The problem
Look below. Copy each line that has "color" in it.

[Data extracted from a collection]
****************************************

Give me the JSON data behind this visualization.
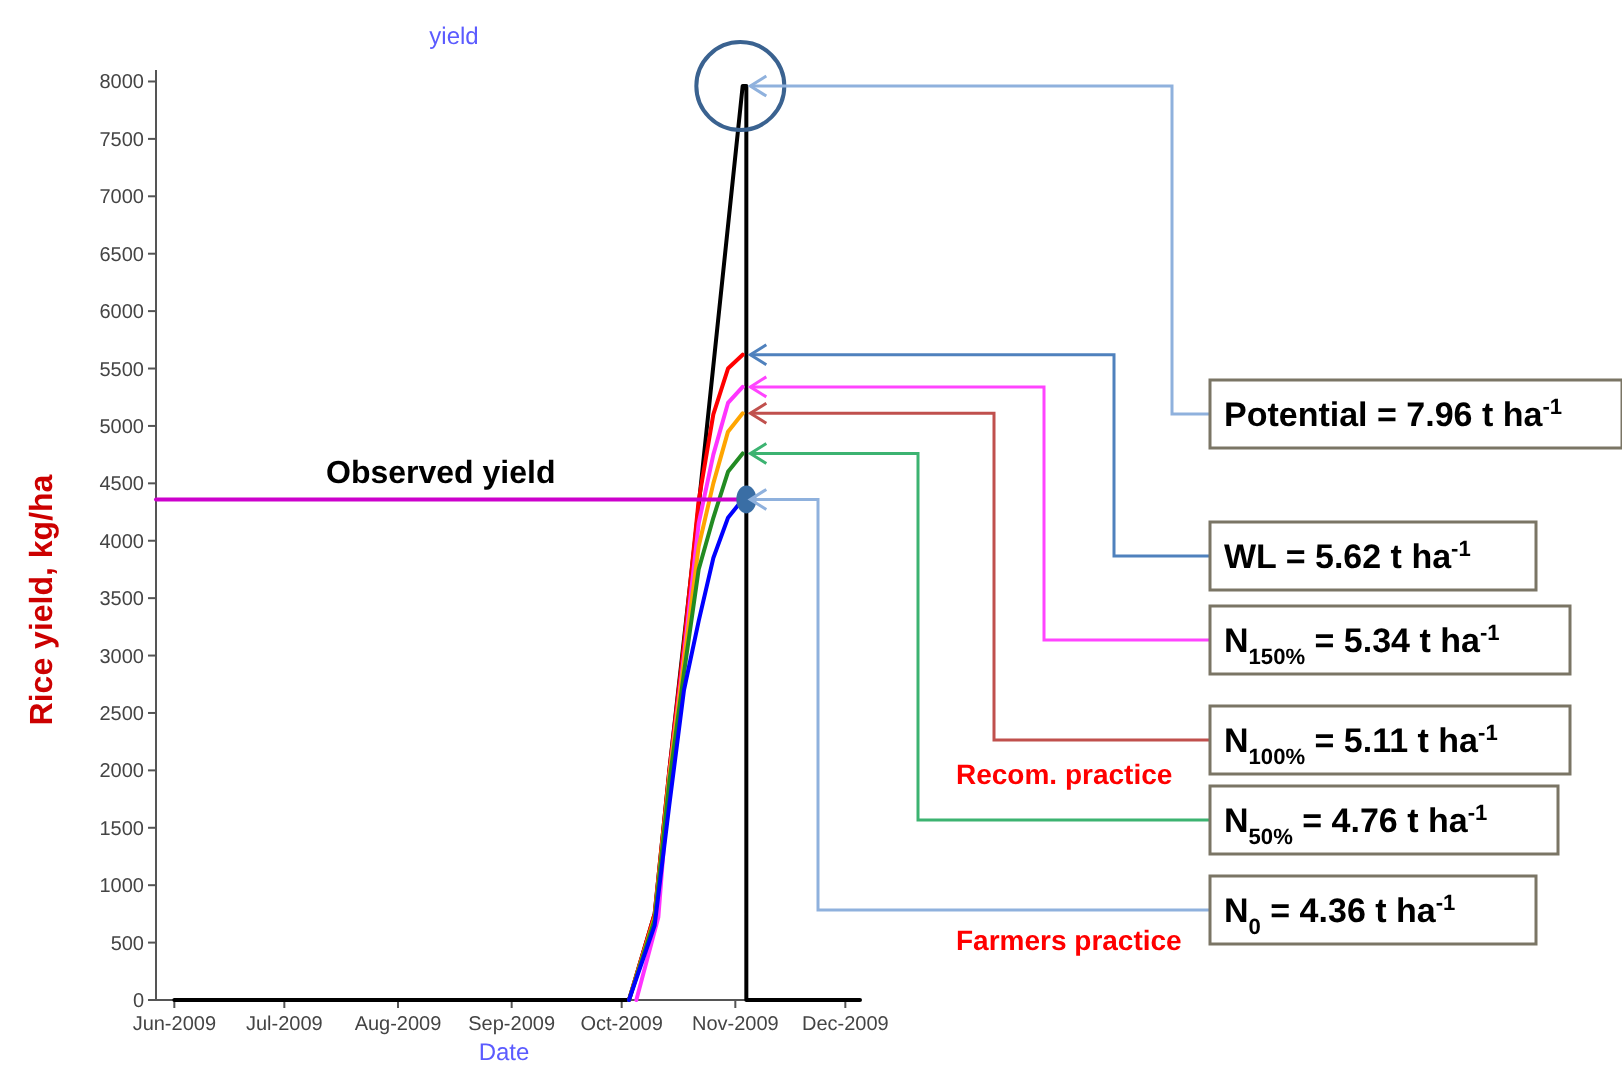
{
  "chart_data": {
    "type": "line",
    "title": "yield",
    "xlabel": "Date",
    "ylabel": "Rice yield, kg/ha",
    "xlim": [
      "2009-05-27",
      "2009-12-05"
    ],
    "xticks": [
      {
        "value": "2009-06-01",
        "label": "Jun-2009"
      },
      {
        "value": "2009-07-01",
        "label": "Jul-2009"
      },
      {
        "value": "2009-08-01",
        "label": "Aug-2009"
      },
      {
        "value": "2009-09-01",
        "label": "Sep-2009"
      },
      {
        "value": "2009-10-01",
        "label": "Oct-2009"
      },
      {
        "value": "2009-11-01",
        "label": "Nov-2009"
      },
      {
        "value": "2009-12-01",
        "label": "Dec-2009"
      }
    ],
    "ylim": [
      0,
      8100
    ],
    "yticks": [
      0,
      500,
      1000,
      1500,
      2000,
      2500,
      3000,
      3500,
      4000,
      4500,
      5000,
      5500,
      6000,
      6500,
      7000,
      7500,
      8000
    ],
    "grid": false,
    "marker": "none",
    "line_style": "solid",
    "series": [
      {
        "color": "#000000",
        "x": [
          "2009-06-01",
          "2009-10-03",
          "2009-10-10",
          "2009-10-14",
          "2009-10-21",
          "2009-11-03",
          "2009-11-04",
          "2009-11-04",
          "2009-12-05"
        ],
        "values": [
          0,
          0,
          750,
          2000,
          4000,
          7960,
          7960,
          0,
          0
        ]
      },
      {
        "color": "#ff0000",
        "x": [
          "2009-10-03",
          "2009-10-10",
          "2009-10-14",
          "2009-10-18",
          "2009-10-22",
          "2009-10-26",
          "2009-10-30",
          "2009-11-03"
        ],
        "values": [
          0,
          750,
          2000,
          3100,
          4350,
          5100,
          5500,
          5620
        ]
      },
      {
        "color": "#ff33ff",
        "x": [
          "2009-10-05",
          "2009-10-11",
          "2009-10-14",
          "2009-10-18",
          "2009-10-22",
          "2009-10-26",
          "2009-10-30",
          "2009-11-03"
        ],
        "values": [
          0,
          720,
          1950,
          3000,
          4150,
          4750,
          5200,
          5340
        ]
      },
      {
        "color": "#ffa500",
        "x": [
          "2009-10-03",
          "2009-10-10",
          "2009-10-14",
          "2009-10-18",
          "2009-10-22",
          "2009-10-26",
          "2009-10-30",
          "2009-11-03"
        ],
        "values": [
          0,
          720,
          1950,
          2950,
          3950,
          4500,
          4950,
          5110
        ]
      },
      {
        "color": "#228b22",
        "x": [
          "2009-10-03",
          "2009-10-10",
          "2009-10-14",
          "2009-10-18",
          "2009-10-22",
          "2009-10-26",
          "2009-10-30",
          "2009-11-03"
        ],
        "values": [
          0,
          700,
          1900,
          2850,
          3750,
          4200,
          4600,
          4760
        ]
      },
      {
        "color": "#0000ff",
        "x": [
          "2009-10-03",
          "2009-10-10",
          "2009-10-14",
          "2009-10-18",
          "2009-10-22",
          "2009-10-26",
          "2009-10-30",
          "2009-11-03"
        ],
        "values": [
          0,
          650,
          1700,
          2700,
          3300,
          3850,
          4200,
          4360
        ]
      },
      {
        "name": "Observed yield",
        "color": "#cc00cc",
        "x": [
          "2009-05-27",
          "2009-11-04"
        ],
        "values": [
          4360,
          4360
        ]
      },
      {
        "type": "scatter",
        "marker": "circle",
        "color": "#3a6ea5",
        "x": [
          "2009-11-04"
        ],
        "values": [
          4360
        ]
      }
    ],
    "annotations": [
      {
        "text": "Potential  = 7.96 t ha$^{-1}$",
        "x": "2009-11-04",
        "y": 7960
      },
      {
        "text": "WL  = 5.62 t ha$^{-1}$",
        "x": "2009-11-04",
        "y": 5620
      },
      {
        "text": "N$_{150%}$ = 5.34 t ha$^{-1}$",
        "x": "2009-11-04",
        "y": 5340
      },
      {
        "text": "N$_{100%}$ = 5.11 t ha$^{-1}$",
        "x": "2009-11-04",
        "y": 5110
      },
      {
        "text": "N$_{50%}$ = 4.76 t ha$^{-1}$",
        "x": "2009-11-04",
        "y": 4760
      },
      {
        "text": "N$_{0}$ = 4.36 t ha$^{-1}$",
        "x": "2009-11-04",
        "y": 4360
      },
      "Recom. practice",
      "Farmers practice"
    ]
  }
}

****************************************

Output below
        "color": "#000000",
        "color": "#ff0000",
        "color": "#ff33ff",
        "color": "#ffa500",
        "color": "#228b22",
        "color": "#0000ff",
        "color": "#cc00cc",
        "color": "#3a6ea5",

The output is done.